*TEXT BLOCK*:
The graph databases are odd, because they’ve actually decided to have a much less expressive data model compared to relational databases. So I think they are an oddity compared to the other three types of NoSQL stores, which means that when a developer first comes across them there is an awful lot of head scratching, you can see this haircut was completely caused by Neo4J. So I think compared to the other NoSQL stores, the graph database community is a little bit further behind in terms of adoption and penetration because they are a bit of an odd beast when you look at them first, “What would I use graphs for, they are those things I forgot from university, with that boring old guy doing math on the whiteboard”, on the blackboard even, I’m so old we had chalk, would you believe?
So, I think you will see people that have had a great deal of success with the kind of scale, availability and operational simplicity of some of the popular NoSQL stores but now they are looking to start to do more sophisticated data modeling and I think that’s really where graphs are becoming more popular to the extent where a few years ago there was no way we would have talked about graphs at something like QCon or InfoQ. But this year for some reason, enormous subject right, so we see enormous subject in terms of conferences, or QCon housed graph talks, there are several graphy things out in the conference foyer over there, there is a dedicated graph conference happening in combination with QCon San Francisco later in the year, called GraphConnect, it just seems to be growing. I don’t know quite what’s happened, there has been some inflexion points and the whole graphs ecosystem is growing.
[Srini's full question: It makes sense, and also graph databases are more multidimensional as well as more object oriented programming friendly, because you’ve got the relation between objects and the entities. So you mentioned briefly about the scalability aspect, can you talk about the performance and scalability of Neo4J, how is it being used in large systems, how can it scale? ]
Definitely. So Neo4J is a conventional clusterable database, where it defies convention a little is that Neo4J can be embedded inside your application or it can run standalone over the network database server. Now, in terms of performance, an individual instance of Neo4J on the commodity hardware that you have there, will allow you to do approximately one to two million traversals, that is traversals from one node across a relationship to another node per second per core. So for one instance you get a lot of ability to explore deeply through graphs very quickly. So of course, the original intent and design of Neo4J is to be an OLTP database, which is sufficiently low latency to power your web apps, normal web apps where you expect a fast response node by request.
Now, to scale that out, Neo4J clusters, in a very similar way to MySQL, that is a master slave cluster today, with full automatic failover in the case of machine crashes and so on, which means Neo4J scales very well for reads and scales asymptotically for writes. So for example, compared to Cassandra, Neo4J has less write throughputs than something like Cassandra has, but it has equivalent read throughputs. And that’s a tradeoff I think you make when you’re looking at Neo4J, is that you get so much benefits from the insights the graphs provide and does Neo4J provide enough write throughput for you to get that benefit where sometimes you might build a system which is so write throughput heavy, even though you might want graphy things you have to pick a non-graph database. For what it’s worth, in the general case, we see large organizations, the likes of Cisco, Adobe, the telecom companies picking Neo4J and subjecting it to some pretty brutal global deployments.

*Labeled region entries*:

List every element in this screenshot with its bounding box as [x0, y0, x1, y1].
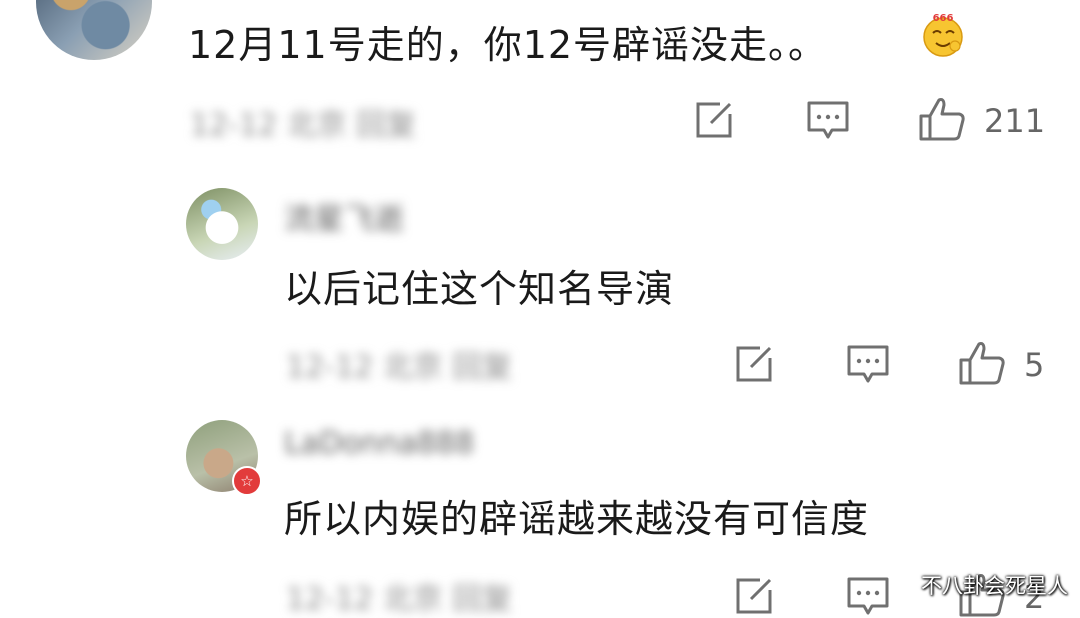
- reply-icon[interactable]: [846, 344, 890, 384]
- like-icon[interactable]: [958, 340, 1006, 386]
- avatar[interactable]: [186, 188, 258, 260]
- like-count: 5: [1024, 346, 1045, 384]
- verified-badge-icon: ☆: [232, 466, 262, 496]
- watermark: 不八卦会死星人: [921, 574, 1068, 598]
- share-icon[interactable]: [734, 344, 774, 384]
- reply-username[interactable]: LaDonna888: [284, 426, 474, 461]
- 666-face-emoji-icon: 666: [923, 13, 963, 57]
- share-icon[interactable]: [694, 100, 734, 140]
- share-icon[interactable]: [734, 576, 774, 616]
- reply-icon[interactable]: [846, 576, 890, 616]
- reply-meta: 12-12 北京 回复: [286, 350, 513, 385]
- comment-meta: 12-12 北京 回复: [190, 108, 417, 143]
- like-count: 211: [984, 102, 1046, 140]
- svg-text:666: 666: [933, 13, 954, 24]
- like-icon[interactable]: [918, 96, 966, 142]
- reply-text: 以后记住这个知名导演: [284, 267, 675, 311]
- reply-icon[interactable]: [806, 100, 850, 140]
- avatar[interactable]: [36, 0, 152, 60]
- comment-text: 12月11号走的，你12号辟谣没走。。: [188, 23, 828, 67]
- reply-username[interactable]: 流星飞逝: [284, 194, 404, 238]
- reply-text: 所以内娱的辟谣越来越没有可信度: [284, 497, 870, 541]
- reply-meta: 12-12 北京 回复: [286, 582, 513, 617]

--

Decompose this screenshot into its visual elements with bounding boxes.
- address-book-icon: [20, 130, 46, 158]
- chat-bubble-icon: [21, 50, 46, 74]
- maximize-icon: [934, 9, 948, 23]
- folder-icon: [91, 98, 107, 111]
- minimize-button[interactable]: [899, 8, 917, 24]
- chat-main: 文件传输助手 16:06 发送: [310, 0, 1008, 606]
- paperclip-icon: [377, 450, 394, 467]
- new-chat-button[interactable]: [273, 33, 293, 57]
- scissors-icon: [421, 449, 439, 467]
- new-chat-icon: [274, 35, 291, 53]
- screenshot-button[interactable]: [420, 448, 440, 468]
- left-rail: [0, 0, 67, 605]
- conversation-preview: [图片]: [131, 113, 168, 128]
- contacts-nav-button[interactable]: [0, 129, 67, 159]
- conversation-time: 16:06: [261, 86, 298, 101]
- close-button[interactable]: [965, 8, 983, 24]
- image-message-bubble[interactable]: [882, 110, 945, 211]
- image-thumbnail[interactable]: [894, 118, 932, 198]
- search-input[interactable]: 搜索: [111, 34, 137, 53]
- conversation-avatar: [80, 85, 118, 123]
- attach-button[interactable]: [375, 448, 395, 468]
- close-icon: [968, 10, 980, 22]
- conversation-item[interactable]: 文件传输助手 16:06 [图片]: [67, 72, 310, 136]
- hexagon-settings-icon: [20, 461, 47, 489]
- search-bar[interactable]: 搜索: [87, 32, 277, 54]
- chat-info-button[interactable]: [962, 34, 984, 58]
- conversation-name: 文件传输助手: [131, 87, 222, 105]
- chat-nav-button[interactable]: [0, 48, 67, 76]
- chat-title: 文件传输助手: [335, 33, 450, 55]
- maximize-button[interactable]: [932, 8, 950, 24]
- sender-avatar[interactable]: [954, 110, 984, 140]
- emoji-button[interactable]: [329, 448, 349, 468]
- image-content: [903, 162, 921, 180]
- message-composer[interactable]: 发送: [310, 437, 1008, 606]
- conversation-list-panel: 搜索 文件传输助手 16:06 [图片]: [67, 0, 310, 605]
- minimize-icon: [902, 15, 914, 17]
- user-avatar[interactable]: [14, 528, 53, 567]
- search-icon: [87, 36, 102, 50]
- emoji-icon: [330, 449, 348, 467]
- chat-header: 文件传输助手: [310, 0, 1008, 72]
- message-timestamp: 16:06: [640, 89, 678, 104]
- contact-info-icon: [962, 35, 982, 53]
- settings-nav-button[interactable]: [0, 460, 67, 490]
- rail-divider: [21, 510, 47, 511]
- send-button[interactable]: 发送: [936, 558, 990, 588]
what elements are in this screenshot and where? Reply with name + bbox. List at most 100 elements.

*EXERCISE INSTRUCTIONS*:
Copy the stretch of the graph database text from "The graph databases" through "would you believe?".

*TASK RESPONSE*:
The graph databases are odd, because they’ve actually decided to have a much less expressive data model compared to relational databases. So I think they are an oddity compared to the other three types of NoSQL stores, which means that when a developer first comes across them there is an awful lot of head scratching, you can see this haircut was completely caused by Neo4J. So I think compared to the other NoSQL stores, the graph database community is a little bit further behind in terms of adoption and penetration because they are a bit of an odd beast when you look at them first, “What would I use graphs for, they are those things I forgot from university, with that boring old guy doing math on the whiteboard”, on the blackboard even, I’m so old we had chalk, would you believe?